▶ [REQUIRED TASK A]
Quote the lines of the records exactly, everything from the line containing "x-tick-label: 10 (289, 450, 305, 466)" down to the line containing "x-tick-label: 70 (676, 450, 692, 466)", both included.
* Begin SOURCE TEXT *
# best SILICONE-FREE, long-lasting primer for combo skin



## mariserinb (May 27, 2010)

i am deathly afraid of a primer clogging my pores and breaking me out, so i am looking for a primer that will keep my makeup on ALL DAY that is silicone-free and hopefully with an SPF. i have combo skin.  i prefer a natural primer, but other ones are fine, too.  suggestions?


----------



## bis (May 27, 2010)

Korres apparently makes a nice primer w/o silicone, but I never tested it myself.


----------



## miss_supra (May 27, 2010)

BEST EVER!! 

No oil, no silicone either. It is pricey, but well worth it.

Hourglass Viel Mineral Primer.

Sephora: Hourglass Veil Mineral Primer SPF 15: Primer

My make-up stays on with his all day with MUFE HD powder.


----------



## mariserinb (May 27, 2010)

Quote:

   Originally Posted by *miss_supra* 

 
_BEST EVER!! 

No oil, no silicone either. It is pricey, but well worth it.

Hourglass Viel Mineral Primer.

Sephora: Hourglass Veil Mineral Primer SPF 15: Primer

My make-up stays on with his all day with MUFE HD powder._

 
hmm...i hadn't looked into this one before....the reviews on sephora are pretty damn good. is your skin oily or combo? or sensitive at all?


----------



## LittleMaryJane (May 28, 2010)

Ooh, I'm happy and sad to see this thread. I've been looking for a good non-silicone primer too but after two To the Beach hauls, I'm broke 
	

	
	
		
		

		
			





 But the reviews for the Hourglass Viel primer ARE really good on Sephora.. I'm going to have to remember this one.


----------



## Strawberrymold (May 28, 2010)

The Hourglass primer is amazing... personally I didn't feel it was so amazing that it was worth the money, I wouldn't rebuy it. I do have the Korres one though and I do quite like it.


----------



## LittleMaryJane (May 28, 2010)

How does the Hourglass primer feel going on in comparison to silicone primers? B/c I hate the texture and feel of that stuff on me!


----------



## miss_supra (May 28, 2010)

Quote:

   Originally Posted by *LittleMaryJane* 

 
_How does the Hourglass primer feel going on in comparison to silicone primers? B/c I hate the texture and feel of that stuff on me!_

 
Nothing is on. I am serious. All other primers I feel super greasy and slick while Hourglass feels like nothing at all except a little more moisture has been locked in.

 Quote:

   Originally Posted by *mariserinb* 

 
_hmm...i hadn't looked into this one before....the reviews on sephora are pretty damn good. is your skin oily or combo? or sensitive at all?_

 
Combination, super dry on cheeks and overly oily (nothing really mattes me down) t-zone. Ever since I moved to LA (almost a year) my skin is very sensitive from irritation to break outs with some make-up.

I use this primer when I am under hot lights for photoshoots or outdoor in the sun as a video host.


----------



## mariserinb (May 28, 2010)

Quote:

   Originally Posted by *miss_supra* 

 
_Nothing is on. I am serious. All other primers I feel super greasy and slick while Hourglass feels like nothing at all except a little more moisture has been locked in.



Combination, super dry on cheeks and overly oily (nothing really mattes me down) t-zone. Ever since I moved to LA (almost a year) my skin is very sensitive from irritation to break outs with some make-up.

I use this primer when I am under hot lights for photoshoots or outdoor in the sun as a video host._

 
okay, you convinced me. i just bought it. it was a little painful for my bank account, but i'm really excited. especially cuz it has spf 15.


----------



## kdd2411 (Jun 9, 2010)

Has anyone tried the new Tarte silicone free primer?  It looks like it will work great.  I have tried the Korres one, but unfortunately it did nothing and was more like a lotion.


----------
* End SOURCE TEXT *
▶ [REQUIRED TASK B]
Give everything in the primer thread from "The Hourglass primer is" down to "quite like it." again, with "money" renamed "cost".
* Begin RECORD EXTRACTS *
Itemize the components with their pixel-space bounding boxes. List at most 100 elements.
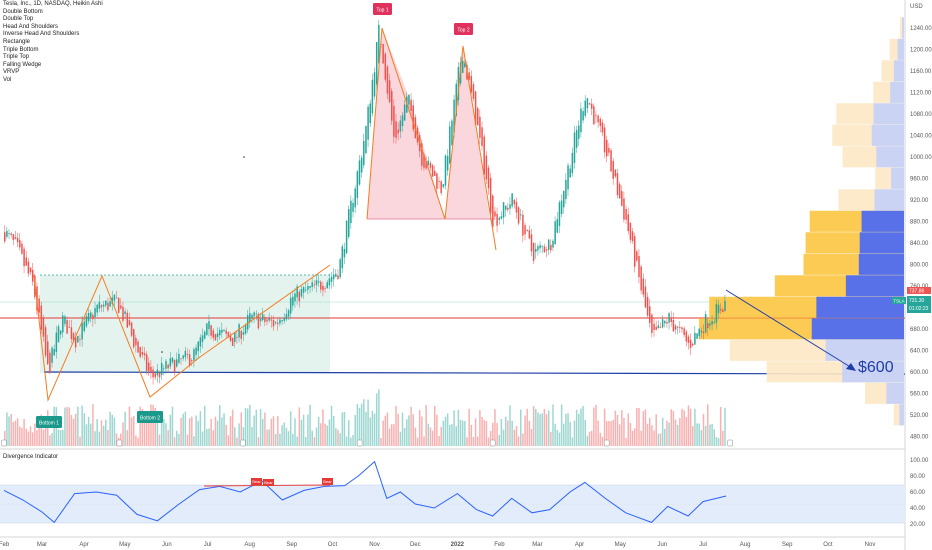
candle-body [296,286,298,298]
volume-bar [498,434,500,446]
candle-body [12,234,15,240]
oscillator-title[interactable]: Divergence Indicator [3,454,59,460]
top2-label: Top 2 [457,28,469,34]
target-arrow-head [846,363,856,371]
candle-body [274,322,277,324]
candle-body [636,251,638,261]
candle-body [322,285,324,291]
double-bottom-pattern-line [33,264,331,402]
candle-body [107,303,109,311]
candle-body [345,220,348,254]
volume-bar [687,405,690,446]
volume-bar [653,430,655,446]
volume-bar [23,419,25,446]
candle-body [66,320,68,334]
volume-profile-up [890,81,904,103]
volume-bar [216,420,219,446]
earnings-marker [116,439,123,447]
candle-body [171,357,174,363]
candle-body [143,353,146,356]
volume-bar [584,420,586,446]
candle-body [563,190,565,208]
candle-body [468,72,470,80]
volume-bar [676,424,679,446]
volume-bar [569,421,571,446]
candle-body [393,105,395,137]
candle-body [70,327,73,340]
candle-body [259,318,262,322]
legend-item[interactable]: Head And Shoulders [3,23,59,30]
volume-bar [526,408,528,446]
symbol-title[interactable]: Tesla, Inc., 1D, NASDAQ, Heikin Ashi [3,1,103,7]
volume-bar [683,410,685,446]
volume-bar [180,417,182,446]
volume-bar [49,435,51,446]
candle-body [154,373,156,378]
candle-body [556,219,559,233]
candle-body [449,126,451,164]
candle-body [442,184,445,188]
price-tick-label: 520.00 [910,413,929,419]
volume-bar [96,419,98,446]
candle-body [485,155,488,180]
legend: Tesla, Inc., 1D, NASDAQ, Heikin Ashi Dou… [3,1,103,85]
volume-bar [494,409,496,446]
volume-bar [520,409,522,446]
top1-label: Top 1 [376,8,388,14]
volume-bar [369,417,371,446]
volume-bar [616,414,619,446]
candle-body [55,332,58,353]
legend-item[interactable]: Rectangle [3,38,31,45]
legend-item[interactable]: Double Top [3,16,34,23]
time-tick-label: Apr [79,542,88,548]
candle-body [698,328,700,337]
legend-item[interactable]: VRVP [3,69,20,76]
volume-bar [511,420,513,446]
candle-body [526,229,528,231]
volume-bar [339,433,341,446]
volume-bar [393,424,395,446]
volume-bar [496,422,498,446]
legend-item[interactable]: Double Bottom [3,8,43,15]
volume-bar [558,432,561,446]
volume-bar [262,418,264,446]
volume-bar [324,423,326,446]
candle-body [64,316,66,324]
volume-bar [608,421,610,446]
oscillator-axis[interactable]: 100.00 80.00 60.00 40.00 20.00 [910,458,929,528]
volume-bar [285,427,288,446]
candle-body [165,360,167,369]
volume-bar [535,408,537,446]
candle-body [382,44,384,64]
ticker-label: TSLA [893,299,904,304]
candle-body [535,248,537,252]
candle-body [59,330,62,335]
candle-body [610,150,612,172]
volume-bar [326,425,328,446]
volume-bar [212,430,215,446]
candle-body [40,305,43,330]
legend-item[interactable]: Triple Top [3,54,30,61]
volume-bar [62,429,64,446]
legend-item[interactable]: Falling Wedge [3,61,42,68]
price-axis[interactable]: 1240.00 1200.00 1160.00 1120.00 1080.00 1040.… [910,26,932,441]
legend-item[interactable]: Triple Bottom [3,46,39,53]
volume-bar [423,436,425,446]
volume-bar [679,418,681,446]
legend-item[interactable]: Vol [3,76,12,83]
volume-bar [586,435,589,446]
volume-bar [57,429,60,446]
volume-bar [418,410,421,446]
time-axis[interactable]: Feb Mar Apr May Jun Jul Aug Sep Oct Nov Dec 2022 Feb… [0,542,875,548]
volume-bar [182,413,184,446]
volume-bar [517,436,520,446]
candle-body [229,334,232,341]
price-tick-label: 920.00 [910,198,929,204]
candle-body [210,325,212,336]
volume-bar [399,431,402,446]
volume-bar [629,422,632,446]
double-bottom-rectangle [40,275,330,373]
candle-body [47,341,49,365]
legend-item[interactable]: Inverse Head And Shoulders [3,31,80,38]
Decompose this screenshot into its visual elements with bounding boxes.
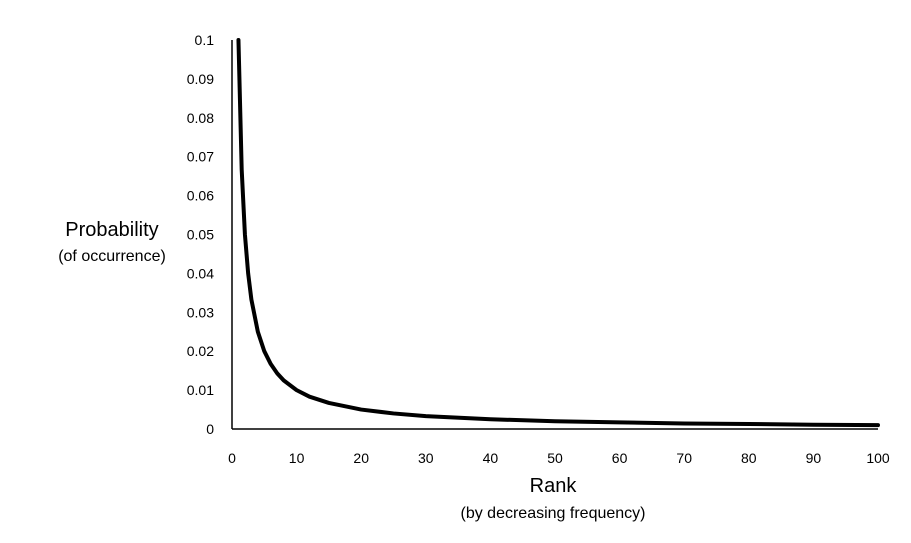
x-tick-label: 10 (289, 450, 305, 466)
y-tick-label: 0.07 (187, 149, 214, 165)
series-line (236, 38, 880, 428)
y-axis-title: Probability (65, 219, 158, 241)
x-tick-label: 20 (353, 450, 369, 466)
y-tick-label: 0.04 (187, 265, 214, 281)
y-tick-labels: 0 0.01 0.02 0.03 0.04 0.05 0.06 0.07 0.08 0.09 0.1 (187, 32, 214, 437)
series-layer (236, 38, 880, 428)
x-tick-label: 40 (483, 450, 499, 466)
y-tick-label: 0.09 (187, 71, 214, 87)
x-tick-label: 70 (676, 450, 692, 466)
x-tick-labels: 0 10 20 30 40 50 60 70 80 90 100 (228, 450, 890, 466)
y-tick-label: 0.01 (187, 382, 214, 398)
x-axis-subtitle: (by decreasing frequency) (461, 505, 646, 522)
x-tick-label: 100 (866, 450, 890, 466)
x-tick-label: 90 (806, 450, 822, 466)
y-tick-label: 0.1 (195, 32, 215, 48)
y-tick-label: 0.03 (187, 304, 214, 320)
y-tick-label: 0 (206, 421, 214, 437)
y-tick-label: 0.02 (187, 343, 214, 359)
x-tick-label: 60 (612, 450, 628, 466)
y-tick-label: 0.06 (187, 188, 214, 204)
y-tick-label: 0.05 (187, 227, 214, 243)
y-tick-label: 0.08 (187, 110, 214, 126)
axes-layer (231, 40, 878, 430)
y-axis-subtitle: (of occurrence) (58, 248, 166, 265)
x-tick-label: 30 (418, 450, 434, 466)
x-tick-label: 50 (547, 450, 563, 466)
x-tick-label: 80 (741, 450, 757, 466)
x-tick-label: 0 (228, 450, 236, 466)
x-axis-title: Rank (530, 475, 578, 497)
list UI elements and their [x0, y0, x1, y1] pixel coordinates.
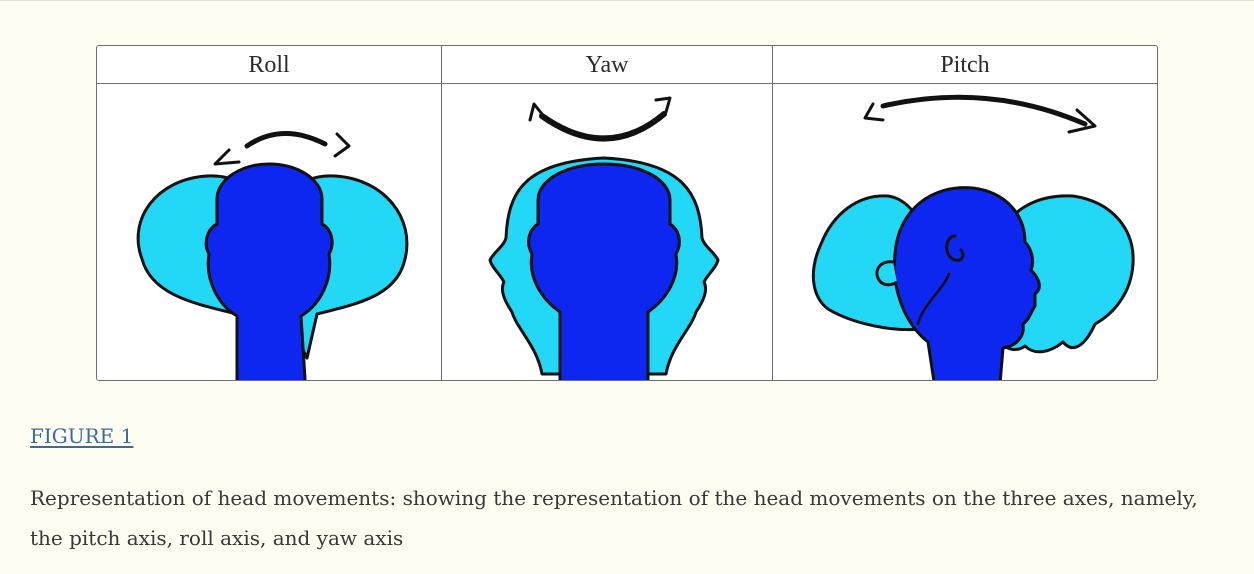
- panel-roll: Roll: [97, 46, 441, 380]
- top-rule: [0, 0, 1254, 1]
- roll-illustration: [136, 131, 409, 380]
- yaw-arrow-icon: [528, 96, 672, 142]
- panel-label-yaw: Yaw: [442, 46, 772, 84]
- roll-head-upright-icon: [204, 162, 334, 380]
- pitch-arrow-icon: [863, 94, 1097, 134]
- yaw-head-front-icon: [527, 162, 681, 380]
- figure-caption: Representation of head movements: showin…: [30, 486, 1198, 550]
- panel-label-pitch: Pitch: [773, 46, 1157, 84]
- figure-link[interactable]: FIGURE 1: [30, 424, 134, 448]
- roll-arrow-icon: [213, 131, 351, 166]
- yaw-illustration: [488, 96, 720, 380]
- pitch-illustration: [811, 94, 1135, 380]
- panel-label-roll: Roll: [97, 46, 441, 84]
- pitch-back-ear-icon: [875, 260, 898, 287]
- figure-image: Roll Yaw: [96, 45, 1158, 381]
- panel-pitch: Pitch: [772, 46, 1157, 380]
- pitch-head-upright-profile-icon: [892, 186, 1041, 380]
- panel-yaw: Yaw: [441, 46, 772, 380]
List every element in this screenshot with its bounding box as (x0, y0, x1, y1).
* End RECORD EXTRACTS *
▶ [EXERCISE SOLUTION A]
x-tick-label: 10 (289, 450, 305, 466)
y-tick-label: 0.07 (187, 149, 214, 165)
series-line (236, 38, 880, 428)
y-axis-title: Probability (65, 219, 158, 241)
x-tick-label: 20 (353, 450, 369, 466)
y-tick-label: 0.04 (187, 265, 214, 281)
y-tick-labels: 0 0.01 0.02 0.03 0.04 0.05 0.06 0.07 0.08 0.09 0.1 (187, 32, 214, 437)
series-layer (236, 38, 880, 428)
x-tick-label: 40 (483, 450, 499, 466)
y-tick-label: 0.09 (187, 71, 214, 87)
x-tick-label: 70 (676, 450, 692, 466)

▶ [EXERCISE SOLUTION B]
The Hourglass primer is amazing... personally I didn't feel it was so amazing that it was worth the cost, I wouldn't rebuy it. I do have the Korres one though and I do quite like it.